#### [Work required]
Extract all lines in the data that contain the word "subjuntivo".

#### [Data shown]
================

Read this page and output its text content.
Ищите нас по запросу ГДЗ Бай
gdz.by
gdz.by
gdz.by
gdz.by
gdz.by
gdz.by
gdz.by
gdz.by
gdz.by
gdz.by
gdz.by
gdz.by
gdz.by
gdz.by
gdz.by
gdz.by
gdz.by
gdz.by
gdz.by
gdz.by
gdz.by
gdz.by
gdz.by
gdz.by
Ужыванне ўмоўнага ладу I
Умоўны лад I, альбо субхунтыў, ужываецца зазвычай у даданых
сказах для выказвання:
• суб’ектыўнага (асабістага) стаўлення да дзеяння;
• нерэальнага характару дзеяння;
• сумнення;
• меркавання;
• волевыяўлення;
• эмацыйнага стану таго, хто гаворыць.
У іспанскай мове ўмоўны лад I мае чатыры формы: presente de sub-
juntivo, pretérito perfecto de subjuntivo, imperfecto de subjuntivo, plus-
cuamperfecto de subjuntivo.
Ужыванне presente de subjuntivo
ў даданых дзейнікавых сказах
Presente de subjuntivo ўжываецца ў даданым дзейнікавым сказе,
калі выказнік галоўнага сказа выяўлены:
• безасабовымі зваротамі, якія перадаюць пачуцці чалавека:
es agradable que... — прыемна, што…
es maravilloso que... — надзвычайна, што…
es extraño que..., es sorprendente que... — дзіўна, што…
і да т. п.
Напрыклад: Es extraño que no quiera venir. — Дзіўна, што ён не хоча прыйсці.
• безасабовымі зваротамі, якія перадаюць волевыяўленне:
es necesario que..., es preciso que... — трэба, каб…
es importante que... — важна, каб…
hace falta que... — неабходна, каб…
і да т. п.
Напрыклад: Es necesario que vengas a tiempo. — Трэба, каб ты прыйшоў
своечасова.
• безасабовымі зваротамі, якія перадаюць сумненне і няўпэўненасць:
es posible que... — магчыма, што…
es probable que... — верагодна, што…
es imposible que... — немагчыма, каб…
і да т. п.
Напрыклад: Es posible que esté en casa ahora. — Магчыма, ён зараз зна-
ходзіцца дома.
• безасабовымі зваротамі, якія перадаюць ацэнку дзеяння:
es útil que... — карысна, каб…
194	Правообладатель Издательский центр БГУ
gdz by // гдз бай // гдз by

================

#### [Right answer]
juntivo, pretérito perfecto de subjuntivo, imperfecto de subjuntivo, plus-
cuamperfecto de subjuntivo.
Ужыванне presente de subjuntivo
Presente de subjuntivo ўжываецца ў даданым дзейнікавым сказе,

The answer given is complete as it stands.